▸ **THE TASK**
Reproduce each line bearing the word "this".

══ LISTED RECORDS ══

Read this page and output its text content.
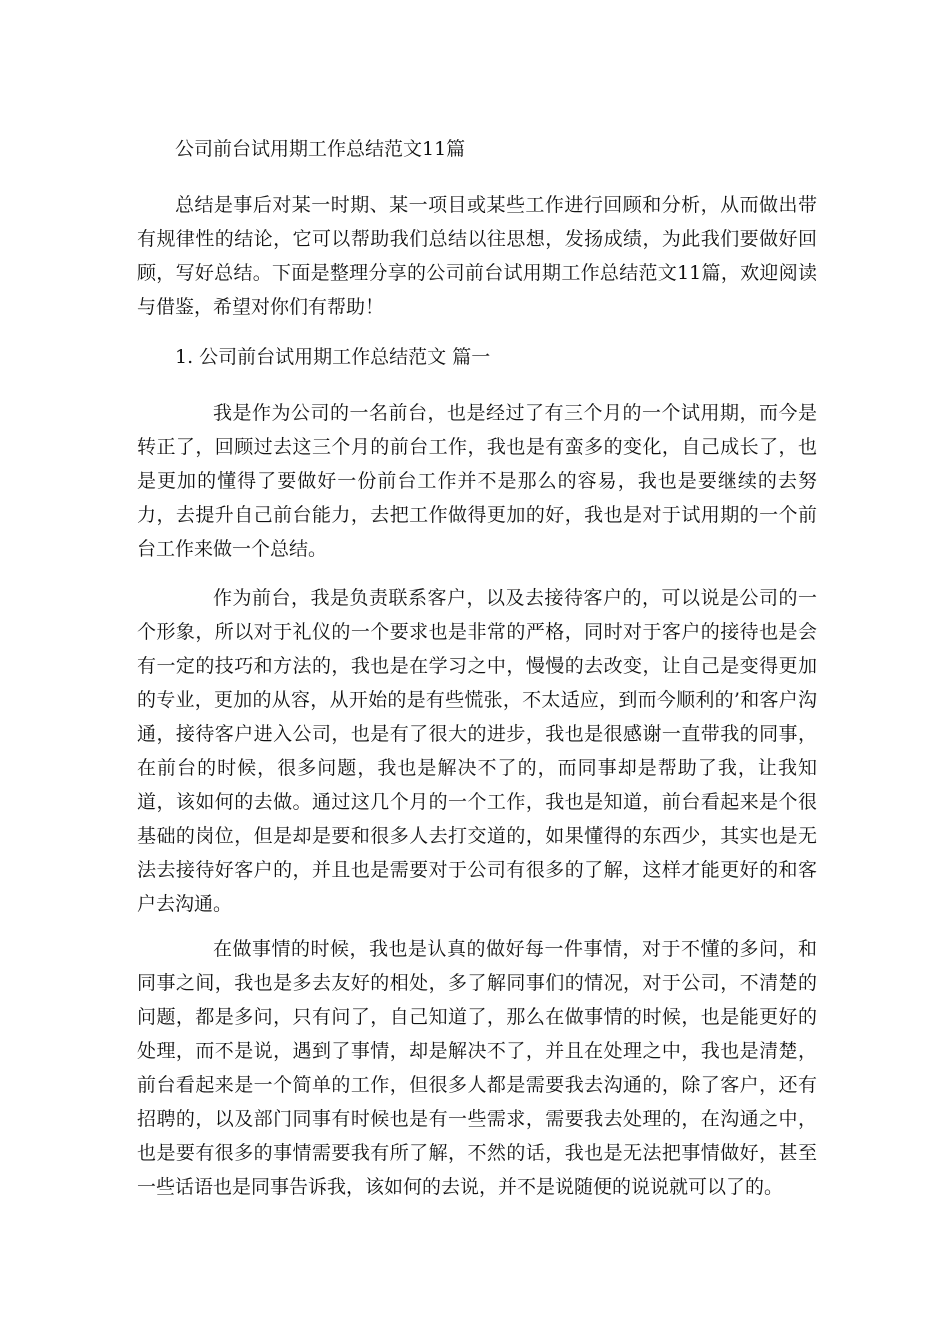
公司前台试用期工作总结范文11篇

总结是事后对某一时期、某一项目或某些工作进行回顾和分析，从而做出带有规律性的结论，它可以帮助我们总结以往思想，发扬成绩，为此我们要做好回顾，写好总结。下面是整理分享的公司前台试用期工作总结范文11篇，欢迎阅读与借鉴，希望对你们有帮助！

1. 公司前台试用期工作总结范文 篇一

我是作为公司的一名前台，也是经过了有三个月的一个试用期，而今是转正了，回顾过去这三个月的前台工作，我也是有蛮多的变化，自己成长了，也是更加的懂得了要做好一份前台工作并不是那么的容易，我也是要继续的去努力，去提升自己前台能力，去把工作做得更加的好，我也是对于试用期的一个前台工作来做一个总结。

作为前台，我是负责联系客户，以及去接待客户的，可以说是公司的一个形象，所以对于礼仪的一个要求也是非常的严格，同时对于客户的接待也是会有一定的技巧和方法的，我也是在学习之中，慢慢的去改变，让自己是变得更加的专业，更加的从容，从开始的是有些慌张，不太适应，到而今顺利的’和客户沟通，接待客户进入公司，也是有了很大的进步，我也是很感谢一直带我的同事，在前台的时候，很多问题，我也是解决不了的，而同事却是帮助了我，让我知道，该如何的去做。通过这几个月的一个工作，我也是知道，前台看起来是个很基础的岗位，但是却是要和很多人去打交道的，如果懂得的东西少，其实也是无法去接待好客户的，并且也是需要对于公司有很多的了解，这样才能更好的和客户去沟通。

在做事情的时候，我也是认真的做好每一件事情，对于不懂的多问，和同事之间，我也是多去友好的相处，多了解同事们的情况，对于公司，不清楚的问题，都是多问，只有问了，自己知道了，那么在做事情的时候，也是能更好的处理，而不是说，遇到了事情，却是解决不了，并且在处理之中，我也是清楚，前台看起来是一个简单的工作，但很多人都是需要我去沟通的，除了客户，还有招聘的，以及部门同事有时候也是有一些需求，需要我去处理的，在沟通之中，也是要有很多的事情需要我有所了解，不然的话，我也是无法把事情做好，甚至一些话语也是同事告诉我，该如何的去说，并不是说随便的说说就可以了的。
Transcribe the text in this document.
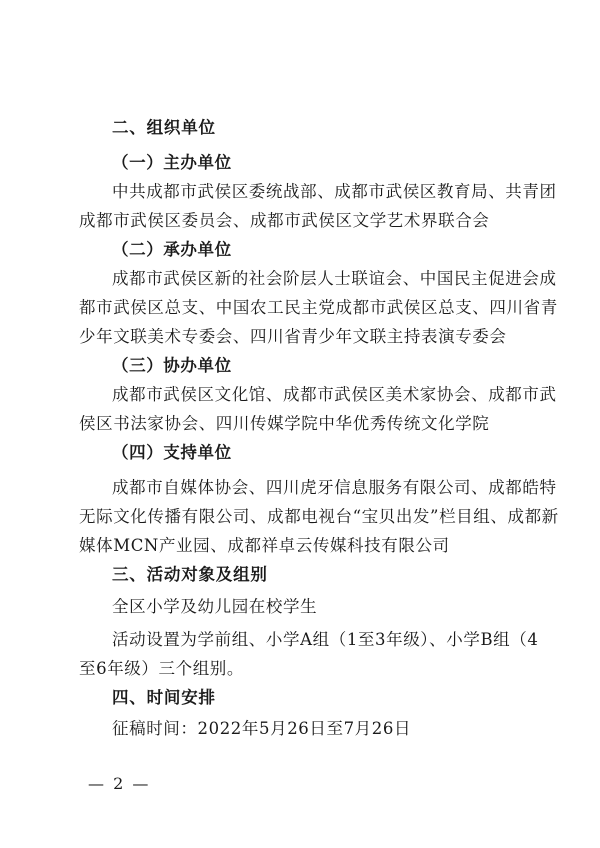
二、组织单位
（一）主办单位
中共成都市武侯区委统战部、成都市武侯区教育局、共青团
成都市武侯区委员会、成都市武侯区文学艺术界联合会
（二）承办单位
成都市武侯区新的社会阶层人士联谊会、中国民主促进会成
都市武侯区总支、中国农工民主党成都市武侯区总支、四川省青
少年文联美术专委会、四川省青少年文联主持表演专委会
（三）协办单位
成都市武侯区文化馆、成都市武侯区美术家协会、成都市武
侯区书法家协会、四川传媒学院中华优秀传统文化学院
（四）支持单位
成都市自媒体协会、四川虎牙信息服务有限公司、成都皓特
无际文化传播有限公司、成都电视台“宝贝出发”栏目组、成都新
媒体MCN产业园、成都祥卓云传媒科技有限公司
三、活动对象及组别
全区小学及幼儿园在校学生
活动设置为学前组、小学A组（1至3年级）、小学B组（4
至6年级）三个组别。
四、时间安排
征稿时间：2022年5月26日至7月26日
— 2 —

═══

▸ **TASK RESULT**
Read this page and output its text content.
Transcribe the text in this document.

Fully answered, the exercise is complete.